Extract every record, exactly as written, and ignore the pictures.
■ ■ ■ ■ ■ ■ ■
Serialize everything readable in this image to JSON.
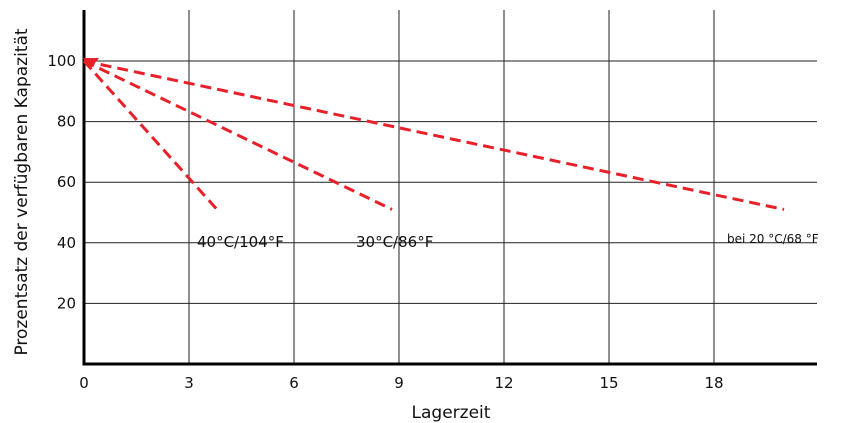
{
  "chart_data": {
    "type": "line",
    "title": "",
    "xlabel": "Lagerzeit",
    "ylabel": "Prozentsatz der verfügbaren Kapazität",
    "xlim": [
      0,
      20.5
    ],
    "ylim": [
      0,
      120
    ],
    "x_ticks": [
      0,
      3,
      6,
      9,
      12,
      15,
      18
    ],
    "y_ticks": [
      20,
      40,
      60,
      80,
      100
    ],
    "grid": true,
    "series": [
      {
        "name": "40°C/104°F",
        "x": [
          0,
          3.8
        ],
        "y": [
          100,
          51
        ],
        "color": "#e8202a"
      },
      {
        "name": "30°C/86°F",
        "x": [
          0,
          8.8
        ],
        "y": [
          100,
          51
        ],
        "color": "#e8202a"
      },
      {
        "name": "bei 20 °C/68 °F",
        "x": [
          0,
          20
        ],
        "y": [
          100,
          51
        ],
        "color": "#e8202a"
      }
    ],
    "marker": {
      "x": 0.2,
      "y": 100,
      "color": "#e8202a"
    }
  }
}
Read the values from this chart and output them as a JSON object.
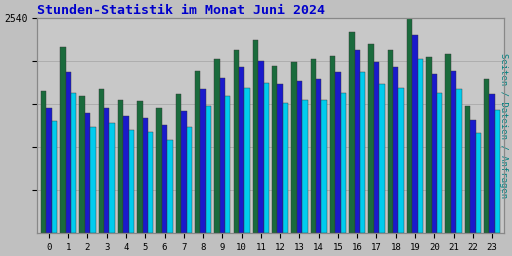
{
  "title": "Stunden-Statistik im Monat Juni 2024",
  "ylabel": "Seiten / Dateien / Anfragen",
  "xlabel_ticks": [
    0,
    1,
    2,
    3,
    4,
    5,
    6,
    7,
    8,
    9,
    10,
    11,
    12,
    13,
    14,
    15,
    16,
    17,
    18,
    19,
    20,
    21,
    22,
    23
  ],
  "background_color": "#c0c0c0",
  "plot_bg_color": "#c8c8c8",
  "title_color": "#0000cc",
  "ylabel_color": "#008080",
  "colors": [
    "#1a6b3c",
    "#1a1acc",
    "#00ccee"
  ],
  "seiten": [
    1680,
    2200,
    1620,
    1700,
    1580,
    1560,
    1480,
    1640,
    1920,
    2060,
    2160,
    2280,
    1980,
    2020,
    2060,
    2100,
    2380,
    2240,
    2160,
    2540,
    2080,
    2120,
    1500,
    1820
  ],
  "dateien": [
    1480,
    1900,
    1420,
    1480,
    1380,
    1360,
    1280,
    1440,
    1700,
    1840,
    1960,
    2040,
    1760,
    1800,
    1820,
    1900,
    2160,
    2020,
    1960,
    2340,
    1880,
    1920,
    1340,
    1640
  ],
  "anfragen": [
    1320,
    1660,
    1260,
    1300,
    1220,
    1200,
    1100,
    1260,
    1500,
    1620,
    1720,
    1780,
    1540,
    1580,
    1580,
    1660,
    1900,
    1760,
    1720,
    2060,
    1660,
    1700,
    1180,
    1460
  ],
  "ylim": [
    0,
    2540
  ],
  "yticks": [
    508,
    1016,
    1524,
    2032,
    2540
  ],
  "bar_width": 0.28
}
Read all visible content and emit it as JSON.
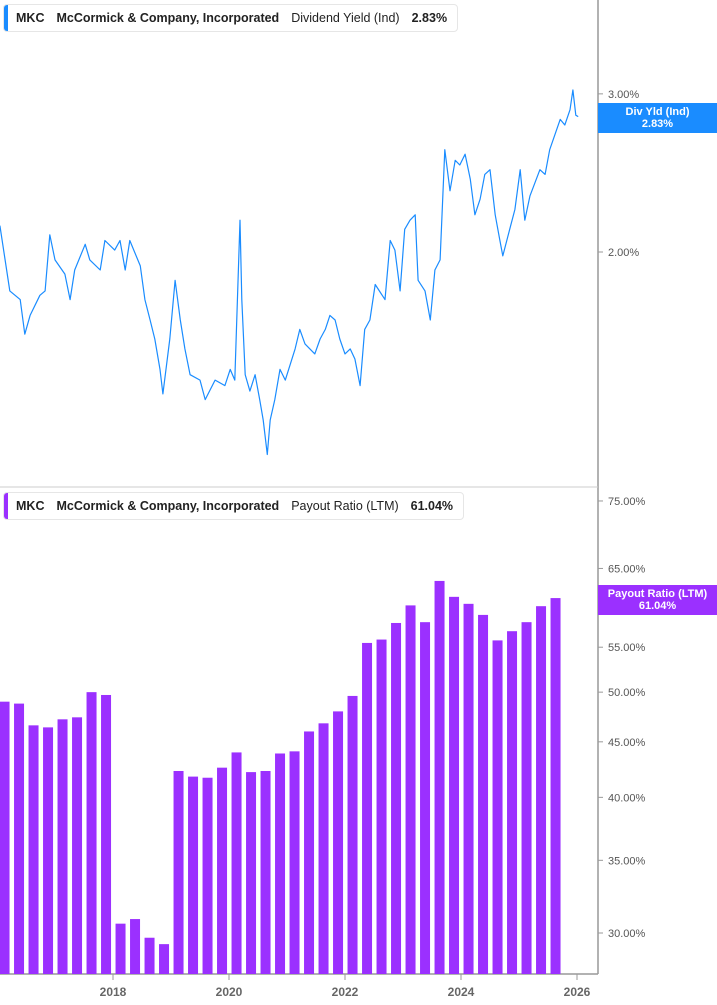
■ ■ ■ ■ ■ ■ ■
__Expected answer__.
Serialize everything readable in this image to JSON.
{
  "chart_data": {
    "type": "line",
    "title": "",
    "xlabel": "Lagerzeit",
    "ylabel": "Prozentsatz der verfügbaren Kapazität",
    "xlim": [
      0,
      20.5
    ],
    "ylim": [
      0,
      120
    ],
    "x_ticks": [
      0,
      3,
      6,
      9,
      12,
      15,
      18
    ],
    "y_ticks": [
      20,
      40,
      60,
      80,
      100
    ],
    "grid": true,
    "series": [
      {
        "name": "40°C/104°F",
        "x": [
          0,
          3.8
        ],
        "y": [
          100,
          51
        ],
        "color": "#e8202a"
      },
      {
        "name": "30°C/86°F",
        "x": [
          0,
          8.8
        ],
        "y": [
          100,
          51
        ],
        "color": "#e8202a"
      },
      {
        "name": "bei 20 °C/68 °F",
        "x": [
          0,
          20
        ],
        "y": [
          100,
          51
        ],
        "color": "#e8202a"
      }
    ],
    "marker": {
      "x": 0.2,
      "y": 100,
      "color": "#e8202a"
    }
  }
}
Read the values from this chart and output them as a JSON object.
{
  "title": "Stunden-Statistik im Monat Juni 2024",
  "ylabel": "Seiten / Dateien / Anfragen",
  "xlabel_ticks": [
    0,
    1,
    2,
    3,
    4,
    5,
    6,
    7,
    8,
    9,
    10,
    11,
    12,
    13,
    14,
    15,
    16,
    17,
    18,
    19,
    20,
    21,
    22,
    23
  ],
  "background_color": "#c0c0c0",
  "plot_bg_color": "#c8c8c8",
  "title_color": "#0000cc",
  "ylabel_color": "#008080",
  "colors": [
    "#1a6b3c",
    "#1a1acc",
    "#00ccee"
  ],
  "seiten": [
    1680,
    2200,
    1620,
    1700,
    1580,
    1560,
    1480,
    1640,
    1920,
    2060,
    2160,
    2280,
    1980,
    2020,
    2060,
    2100,
    2380,
    2240,
    2160,
    2540,
    2080,
    2120,
    1500,
    1820
  ],
  "dateien": [
    1480,
    1900,
    1420,
    1480,
    1380,
    1360,
    1280,
    1440,
    1700,
    1840,
    1960,
    2040,
    1760,
    1800,
    1820,
    1900,
    2160,
    2020,
    1960,
    2340,
    1880,
    1920,
    1340,
    1640
  ],
  "anfragen": [
    1320,
    1660,
    1260,
    1300,
    1220,
    1200,
    1100,
    1260,
    1500,
    1620,
    1720,
    1780,
    1540,
    1580,
    1580,
    1660,
    1900,
    1760,
    1720,
    2060,
    1660,
    1700,
    1180,
    1460
  ],
  "ylim": [
    0,
    2540
  ],
  "yticks": [
    508,
    1016,
    1524,
    2032,
    2540
  ],
  "bar_width": 0.28
}
Read all visible content and emit it as JSON.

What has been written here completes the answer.